(Image element box data)

☆ ☆ ☆ ☆

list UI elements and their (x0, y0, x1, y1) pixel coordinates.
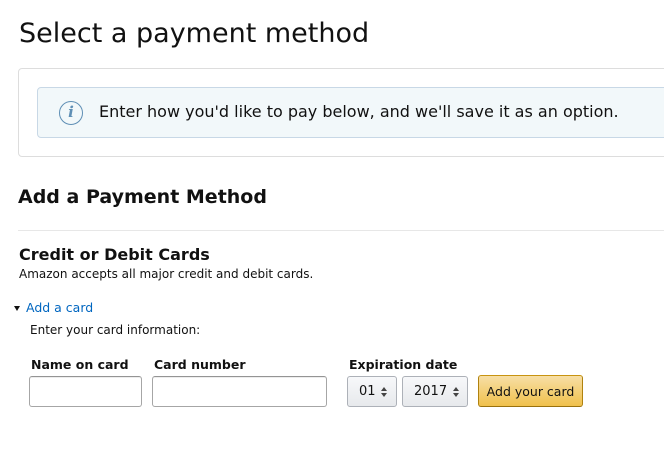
info-icon: i (59, 101, 83, 125)
expiration-month-select[interactable]: 01 (347, 376, 397, 407)
name-on-card-input[interactable] (29, 376, 142, 407)
expiration-year-select[interactable]: 2017 (402, 376, 468, 407)
info-message: Enter how you'd like to pay below, and w… (99, 102, 619, 121)
cards-subtitle: Amazon accepts all major credit and debi… (19, 267, 314, 281)
add-card-toggle[interactable]: Add a card (14, 300, 93, 315)
card-number-label: Card number (154, 357, 246, 372)
expiration-month-value: 01 (359, 384, 376, 399)
page-title: Select a payment method (19, 18, 370, 49)
name-on-card-label: Name on card (31, 357, 129, 372)
updown-arrows-icon (381, 385, 388, 399)
add-your-card-button[interactable]: Add your card (478, 375, 583, 407)
cards-heading: Credit or Debit Cards (19, 245, 210, 264)
updown-arrows-icon (453, 385, 460, 399)
section-title: Add a Payment Method (18, 186, 267, 208)
expiration-year-value: 2017 (414, 384, 448, 399)
caret-down-icon (14, 305, 20, 311)
add-card-link[interactable]: Add a card (26, 300, 93, 315)
card-number-input[interactable] (152, 376, 327, 407)
section-divider (18, 230, 664, 231)
expiration-date-label: Expiration date (349, 357, 458, 372)
enter-card-info-label: Enter your card information: (30, 323, 201, 337)
info-alert: i Enter how you'd like to pay below, and… (37, 87, 664, 138)
info-panel: i Enter how you'd like to pay below, and… (18, 68, 664, 157)
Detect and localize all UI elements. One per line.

☆ ☆ ☆ ☆

* [What the exercise asks]
Copy out every line of the data above word for word, leaving out the picture.

* [Answer to the problem]
list UI elements and their (x0, y0, x1, y1) pixel coordinates.
info-icon: i (59, 101, 83, 125)
expiration-month-select[interactable]: 01 (347, 376, 397, 407)
name-on-card-input[interactable] (29, 376, 142, 407)
expiration-year-select[interactable]: 2017 (402, 376, 468, 407)
info-message: Enter how you'd like to pay below, and w… (99, 102, 619, 121)
cards-subtitle: Amazon accepts all major credit and debi… (19, 267, 314, 281)
add-card-toggle[interactable]: Add a card (14, 300, 93, 315)
card-number-label: Card number (154, 357, 246, 372)
expiration-month-value: 01 (359, 384, 376, 399)
page-title: Select a payment method (19, 18, 370, 49)
name-on-card-label: Name on card (31, 357, 129, 372)
updown-arrows-icon (381, 385, 388, 399)
add-your-card-button[interactable]: Add your card (478, 375, 583, 407)
cards-heading: Credit or Debit Cards (19, 245, 210, 264)
updown-arrows-icon (453, 385, 460, 399)
section-title: Add a Payment Method (18, 186, 267, 208)
expiration-year-value: 2017 (414, 384, 448, 399)
caret-down-icon (14, 305, 20, 311)
add-card-link[interactable]: Add a card (26, 300, 93, 315)
card-number-input[interactable] (152, 376, 327, 407)
section-divider (18, 230, 664, 231)
expiration-date-label: Expiration date (349, 357, 458, 372)
enter-card-info-label: Enter your card information: (30, 323, 201, 337)
info-alert: i Enter how you'd like to pay below, and… (37, 87, 664, 138)
info-panel: i Enter how you'd like to pay below, and… (18, 68, 664, 157)
Detect and localize all UI elements. One per line.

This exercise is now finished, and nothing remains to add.